SET PROBLEM →
Pull out every line in the listing below that contains the string "screenshot". Matches are case-sensitive.

Dataset records →
• • • • •

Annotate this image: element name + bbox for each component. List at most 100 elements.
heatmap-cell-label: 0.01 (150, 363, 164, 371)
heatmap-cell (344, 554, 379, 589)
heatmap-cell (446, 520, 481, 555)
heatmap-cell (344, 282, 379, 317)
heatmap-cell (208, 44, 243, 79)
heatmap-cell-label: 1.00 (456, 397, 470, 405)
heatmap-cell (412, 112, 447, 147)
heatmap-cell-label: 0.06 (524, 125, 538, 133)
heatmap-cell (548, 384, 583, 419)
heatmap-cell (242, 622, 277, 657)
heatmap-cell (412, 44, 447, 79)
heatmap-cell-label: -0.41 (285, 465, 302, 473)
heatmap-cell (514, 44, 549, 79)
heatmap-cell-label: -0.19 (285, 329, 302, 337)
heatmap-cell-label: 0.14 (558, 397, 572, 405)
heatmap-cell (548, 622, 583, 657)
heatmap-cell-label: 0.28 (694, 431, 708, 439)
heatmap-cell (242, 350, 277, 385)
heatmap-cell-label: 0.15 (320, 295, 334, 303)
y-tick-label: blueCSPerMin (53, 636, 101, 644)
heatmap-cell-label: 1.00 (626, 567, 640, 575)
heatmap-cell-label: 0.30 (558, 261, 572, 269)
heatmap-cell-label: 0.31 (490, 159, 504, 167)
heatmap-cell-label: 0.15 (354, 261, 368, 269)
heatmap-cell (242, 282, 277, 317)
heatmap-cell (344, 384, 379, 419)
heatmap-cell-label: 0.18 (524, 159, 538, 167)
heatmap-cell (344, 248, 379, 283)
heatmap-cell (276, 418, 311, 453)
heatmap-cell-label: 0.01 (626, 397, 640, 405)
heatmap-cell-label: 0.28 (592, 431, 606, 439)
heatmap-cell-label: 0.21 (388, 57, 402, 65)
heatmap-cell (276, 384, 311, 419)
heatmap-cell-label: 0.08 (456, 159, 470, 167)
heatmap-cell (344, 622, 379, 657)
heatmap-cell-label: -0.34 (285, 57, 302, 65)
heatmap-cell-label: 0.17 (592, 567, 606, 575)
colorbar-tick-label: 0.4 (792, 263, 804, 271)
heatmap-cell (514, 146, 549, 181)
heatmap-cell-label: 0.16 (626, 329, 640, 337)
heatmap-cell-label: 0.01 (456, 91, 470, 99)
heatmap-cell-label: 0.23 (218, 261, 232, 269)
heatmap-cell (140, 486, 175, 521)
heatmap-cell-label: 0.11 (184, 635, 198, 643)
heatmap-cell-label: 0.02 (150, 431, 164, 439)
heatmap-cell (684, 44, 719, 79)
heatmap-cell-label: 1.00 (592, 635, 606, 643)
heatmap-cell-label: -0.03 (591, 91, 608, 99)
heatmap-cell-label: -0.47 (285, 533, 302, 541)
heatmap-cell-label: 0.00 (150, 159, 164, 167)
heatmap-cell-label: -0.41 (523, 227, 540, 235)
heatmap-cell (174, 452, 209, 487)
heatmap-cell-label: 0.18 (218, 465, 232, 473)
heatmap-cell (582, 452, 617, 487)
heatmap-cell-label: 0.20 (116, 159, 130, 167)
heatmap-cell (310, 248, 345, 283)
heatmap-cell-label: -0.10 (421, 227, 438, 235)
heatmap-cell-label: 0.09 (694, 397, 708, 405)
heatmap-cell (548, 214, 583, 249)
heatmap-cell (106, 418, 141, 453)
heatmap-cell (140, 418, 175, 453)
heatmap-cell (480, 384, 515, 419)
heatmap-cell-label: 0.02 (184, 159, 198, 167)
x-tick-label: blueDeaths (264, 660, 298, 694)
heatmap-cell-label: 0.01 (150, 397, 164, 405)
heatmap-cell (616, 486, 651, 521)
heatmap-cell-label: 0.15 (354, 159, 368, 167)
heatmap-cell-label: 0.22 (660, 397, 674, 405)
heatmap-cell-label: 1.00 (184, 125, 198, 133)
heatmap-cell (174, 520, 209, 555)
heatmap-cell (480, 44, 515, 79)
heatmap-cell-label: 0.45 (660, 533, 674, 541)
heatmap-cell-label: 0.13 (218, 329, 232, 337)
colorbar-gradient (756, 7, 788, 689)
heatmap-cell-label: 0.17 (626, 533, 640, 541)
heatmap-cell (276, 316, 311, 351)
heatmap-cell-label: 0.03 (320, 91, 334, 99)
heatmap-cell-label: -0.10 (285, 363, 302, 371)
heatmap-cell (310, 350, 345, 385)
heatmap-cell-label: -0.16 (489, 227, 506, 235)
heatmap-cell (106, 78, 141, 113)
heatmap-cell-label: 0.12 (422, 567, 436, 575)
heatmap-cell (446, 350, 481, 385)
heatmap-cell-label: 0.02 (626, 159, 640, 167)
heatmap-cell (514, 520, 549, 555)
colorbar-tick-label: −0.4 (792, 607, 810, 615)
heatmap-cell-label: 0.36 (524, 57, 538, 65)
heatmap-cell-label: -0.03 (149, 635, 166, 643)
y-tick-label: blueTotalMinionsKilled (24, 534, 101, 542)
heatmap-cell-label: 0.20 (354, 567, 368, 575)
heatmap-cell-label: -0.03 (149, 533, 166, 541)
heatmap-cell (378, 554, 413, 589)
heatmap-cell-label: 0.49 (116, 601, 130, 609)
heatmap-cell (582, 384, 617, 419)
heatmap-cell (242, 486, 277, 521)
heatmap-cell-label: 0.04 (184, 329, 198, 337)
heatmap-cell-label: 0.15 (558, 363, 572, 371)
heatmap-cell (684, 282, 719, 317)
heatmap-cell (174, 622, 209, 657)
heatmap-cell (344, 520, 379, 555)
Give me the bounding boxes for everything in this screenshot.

• • • • •

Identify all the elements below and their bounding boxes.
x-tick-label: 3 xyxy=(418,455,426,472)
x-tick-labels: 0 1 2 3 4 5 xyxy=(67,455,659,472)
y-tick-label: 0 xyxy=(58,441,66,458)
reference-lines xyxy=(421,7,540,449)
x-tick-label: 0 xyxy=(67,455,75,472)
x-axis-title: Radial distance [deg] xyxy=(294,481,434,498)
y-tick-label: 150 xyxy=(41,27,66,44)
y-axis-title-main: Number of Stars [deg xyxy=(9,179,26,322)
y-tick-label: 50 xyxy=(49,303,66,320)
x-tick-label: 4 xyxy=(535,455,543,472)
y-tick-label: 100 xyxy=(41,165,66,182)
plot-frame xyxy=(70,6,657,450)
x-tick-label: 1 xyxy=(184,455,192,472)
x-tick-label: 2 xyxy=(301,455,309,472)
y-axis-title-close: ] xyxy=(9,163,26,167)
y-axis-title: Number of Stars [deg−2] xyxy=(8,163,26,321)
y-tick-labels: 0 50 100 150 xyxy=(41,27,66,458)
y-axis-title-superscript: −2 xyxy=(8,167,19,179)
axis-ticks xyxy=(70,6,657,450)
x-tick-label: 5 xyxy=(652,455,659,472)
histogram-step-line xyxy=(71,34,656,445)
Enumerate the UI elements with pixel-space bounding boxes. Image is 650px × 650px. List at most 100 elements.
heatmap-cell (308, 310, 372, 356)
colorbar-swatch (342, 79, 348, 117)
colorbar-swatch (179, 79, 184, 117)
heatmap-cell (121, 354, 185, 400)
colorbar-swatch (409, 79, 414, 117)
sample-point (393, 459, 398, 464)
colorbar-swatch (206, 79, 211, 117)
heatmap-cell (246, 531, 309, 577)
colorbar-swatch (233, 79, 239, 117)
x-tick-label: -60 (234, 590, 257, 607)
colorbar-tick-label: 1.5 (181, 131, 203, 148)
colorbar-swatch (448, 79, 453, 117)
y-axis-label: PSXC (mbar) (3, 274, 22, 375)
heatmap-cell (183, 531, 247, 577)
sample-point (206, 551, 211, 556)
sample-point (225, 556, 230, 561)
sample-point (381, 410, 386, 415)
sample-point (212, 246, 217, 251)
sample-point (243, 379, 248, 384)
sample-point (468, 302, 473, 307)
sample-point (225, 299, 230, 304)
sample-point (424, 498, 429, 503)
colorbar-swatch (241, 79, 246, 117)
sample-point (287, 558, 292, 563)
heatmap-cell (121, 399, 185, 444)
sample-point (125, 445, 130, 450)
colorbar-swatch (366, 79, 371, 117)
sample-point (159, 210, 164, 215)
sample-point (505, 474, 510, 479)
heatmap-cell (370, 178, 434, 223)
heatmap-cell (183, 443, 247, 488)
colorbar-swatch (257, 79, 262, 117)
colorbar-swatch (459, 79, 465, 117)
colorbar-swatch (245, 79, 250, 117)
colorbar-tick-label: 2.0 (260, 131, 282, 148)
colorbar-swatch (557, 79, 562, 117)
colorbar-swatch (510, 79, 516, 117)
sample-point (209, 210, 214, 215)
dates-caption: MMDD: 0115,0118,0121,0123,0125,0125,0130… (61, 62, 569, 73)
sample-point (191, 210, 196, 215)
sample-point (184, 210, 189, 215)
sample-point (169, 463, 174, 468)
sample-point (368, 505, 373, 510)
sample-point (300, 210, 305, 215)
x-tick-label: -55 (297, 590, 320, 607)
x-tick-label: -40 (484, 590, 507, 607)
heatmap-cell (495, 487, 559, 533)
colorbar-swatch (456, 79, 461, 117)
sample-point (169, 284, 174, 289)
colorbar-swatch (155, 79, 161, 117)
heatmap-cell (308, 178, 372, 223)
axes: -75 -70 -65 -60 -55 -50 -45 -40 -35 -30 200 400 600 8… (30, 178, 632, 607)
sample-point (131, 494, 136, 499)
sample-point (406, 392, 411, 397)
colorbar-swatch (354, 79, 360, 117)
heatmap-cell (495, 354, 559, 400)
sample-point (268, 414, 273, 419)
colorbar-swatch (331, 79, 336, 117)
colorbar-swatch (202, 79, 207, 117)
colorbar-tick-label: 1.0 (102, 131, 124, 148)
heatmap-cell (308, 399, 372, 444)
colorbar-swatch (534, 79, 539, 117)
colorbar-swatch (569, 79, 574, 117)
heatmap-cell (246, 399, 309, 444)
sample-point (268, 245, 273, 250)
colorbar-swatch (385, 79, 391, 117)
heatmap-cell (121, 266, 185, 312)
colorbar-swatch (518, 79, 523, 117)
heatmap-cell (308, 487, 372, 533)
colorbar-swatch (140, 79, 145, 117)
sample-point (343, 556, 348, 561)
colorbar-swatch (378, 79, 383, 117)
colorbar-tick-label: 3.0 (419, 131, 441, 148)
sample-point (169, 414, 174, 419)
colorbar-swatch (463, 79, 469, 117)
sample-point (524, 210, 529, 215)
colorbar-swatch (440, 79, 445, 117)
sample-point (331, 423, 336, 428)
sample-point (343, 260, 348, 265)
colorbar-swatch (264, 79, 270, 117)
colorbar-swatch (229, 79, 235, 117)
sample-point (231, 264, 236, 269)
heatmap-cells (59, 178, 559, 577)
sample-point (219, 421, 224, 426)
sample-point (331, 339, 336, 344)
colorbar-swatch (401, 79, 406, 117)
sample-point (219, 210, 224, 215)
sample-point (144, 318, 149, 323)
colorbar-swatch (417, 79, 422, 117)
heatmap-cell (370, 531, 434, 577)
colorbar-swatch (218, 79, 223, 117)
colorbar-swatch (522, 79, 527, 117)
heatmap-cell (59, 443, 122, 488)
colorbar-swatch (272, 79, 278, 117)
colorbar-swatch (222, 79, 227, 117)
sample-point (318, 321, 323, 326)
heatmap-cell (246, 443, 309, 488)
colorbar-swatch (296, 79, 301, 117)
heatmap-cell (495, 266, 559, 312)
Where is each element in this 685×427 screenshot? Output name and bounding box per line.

• • • • •

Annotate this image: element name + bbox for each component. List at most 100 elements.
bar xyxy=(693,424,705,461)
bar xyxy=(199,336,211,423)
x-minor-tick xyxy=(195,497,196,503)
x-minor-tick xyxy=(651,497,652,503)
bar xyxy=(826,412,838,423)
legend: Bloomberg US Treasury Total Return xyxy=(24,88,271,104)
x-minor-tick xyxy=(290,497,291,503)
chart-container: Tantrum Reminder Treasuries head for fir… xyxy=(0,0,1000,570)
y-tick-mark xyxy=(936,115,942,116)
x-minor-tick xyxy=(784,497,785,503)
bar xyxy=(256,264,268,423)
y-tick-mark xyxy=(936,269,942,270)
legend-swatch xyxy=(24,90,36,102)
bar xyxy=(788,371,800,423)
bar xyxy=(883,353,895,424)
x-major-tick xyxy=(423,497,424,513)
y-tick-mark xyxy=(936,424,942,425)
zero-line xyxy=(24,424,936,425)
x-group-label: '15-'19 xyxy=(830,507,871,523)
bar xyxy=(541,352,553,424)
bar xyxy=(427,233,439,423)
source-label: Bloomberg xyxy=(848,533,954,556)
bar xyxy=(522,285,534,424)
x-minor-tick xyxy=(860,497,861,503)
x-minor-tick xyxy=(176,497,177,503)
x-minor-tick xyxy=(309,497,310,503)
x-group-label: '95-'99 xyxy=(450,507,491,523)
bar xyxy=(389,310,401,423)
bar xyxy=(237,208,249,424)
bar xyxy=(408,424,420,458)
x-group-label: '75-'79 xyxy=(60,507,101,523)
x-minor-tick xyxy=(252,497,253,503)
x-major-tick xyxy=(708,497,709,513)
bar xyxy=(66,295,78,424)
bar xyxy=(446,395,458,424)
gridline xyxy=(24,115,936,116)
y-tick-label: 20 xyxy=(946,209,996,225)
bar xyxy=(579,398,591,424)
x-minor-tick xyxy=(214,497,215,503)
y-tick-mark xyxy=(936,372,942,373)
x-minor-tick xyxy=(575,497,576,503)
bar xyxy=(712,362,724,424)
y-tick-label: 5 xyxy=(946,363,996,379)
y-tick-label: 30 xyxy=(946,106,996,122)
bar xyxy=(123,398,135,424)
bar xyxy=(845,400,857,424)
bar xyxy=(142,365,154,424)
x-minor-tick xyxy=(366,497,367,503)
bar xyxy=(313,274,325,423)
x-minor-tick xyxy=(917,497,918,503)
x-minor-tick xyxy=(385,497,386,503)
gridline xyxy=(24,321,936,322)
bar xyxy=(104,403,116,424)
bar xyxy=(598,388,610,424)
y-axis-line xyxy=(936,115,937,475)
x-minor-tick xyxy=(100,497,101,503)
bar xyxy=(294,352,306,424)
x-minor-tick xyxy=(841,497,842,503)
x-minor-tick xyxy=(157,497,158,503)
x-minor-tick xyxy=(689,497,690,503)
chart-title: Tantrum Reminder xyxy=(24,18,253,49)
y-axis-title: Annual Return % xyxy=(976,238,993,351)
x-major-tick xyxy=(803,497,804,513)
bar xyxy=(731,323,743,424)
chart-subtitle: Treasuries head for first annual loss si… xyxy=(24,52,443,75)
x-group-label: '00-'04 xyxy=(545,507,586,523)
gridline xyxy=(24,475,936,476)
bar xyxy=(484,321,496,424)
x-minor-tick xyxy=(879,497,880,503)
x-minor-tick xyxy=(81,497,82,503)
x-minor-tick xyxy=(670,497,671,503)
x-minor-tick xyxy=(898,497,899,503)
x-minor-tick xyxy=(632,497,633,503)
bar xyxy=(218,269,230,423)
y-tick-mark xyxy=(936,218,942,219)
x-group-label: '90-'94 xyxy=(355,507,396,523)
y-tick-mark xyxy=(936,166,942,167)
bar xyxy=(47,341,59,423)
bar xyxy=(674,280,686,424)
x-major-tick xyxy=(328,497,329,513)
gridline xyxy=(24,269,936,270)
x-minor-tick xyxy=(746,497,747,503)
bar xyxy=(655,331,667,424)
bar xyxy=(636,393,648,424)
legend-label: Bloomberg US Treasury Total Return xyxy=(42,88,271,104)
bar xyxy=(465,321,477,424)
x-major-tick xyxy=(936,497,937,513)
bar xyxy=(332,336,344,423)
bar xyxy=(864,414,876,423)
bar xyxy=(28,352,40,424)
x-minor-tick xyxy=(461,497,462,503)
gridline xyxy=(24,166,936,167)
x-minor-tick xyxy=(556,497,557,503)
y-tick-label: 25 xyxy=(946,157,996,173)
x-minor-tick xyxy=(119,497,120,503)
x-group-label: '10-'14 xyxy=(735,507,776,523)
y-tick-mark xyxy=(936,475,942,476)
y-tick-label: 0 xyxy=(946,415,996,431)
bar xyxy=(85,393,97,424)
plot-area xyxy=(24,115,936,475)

• • • • •

OUTPUT FOR THIS EXERCISE →
Give me the bounding boxes for everything in this screenshot.
Where is each element in this 685×427 screenshot? Output name and bounding box per line.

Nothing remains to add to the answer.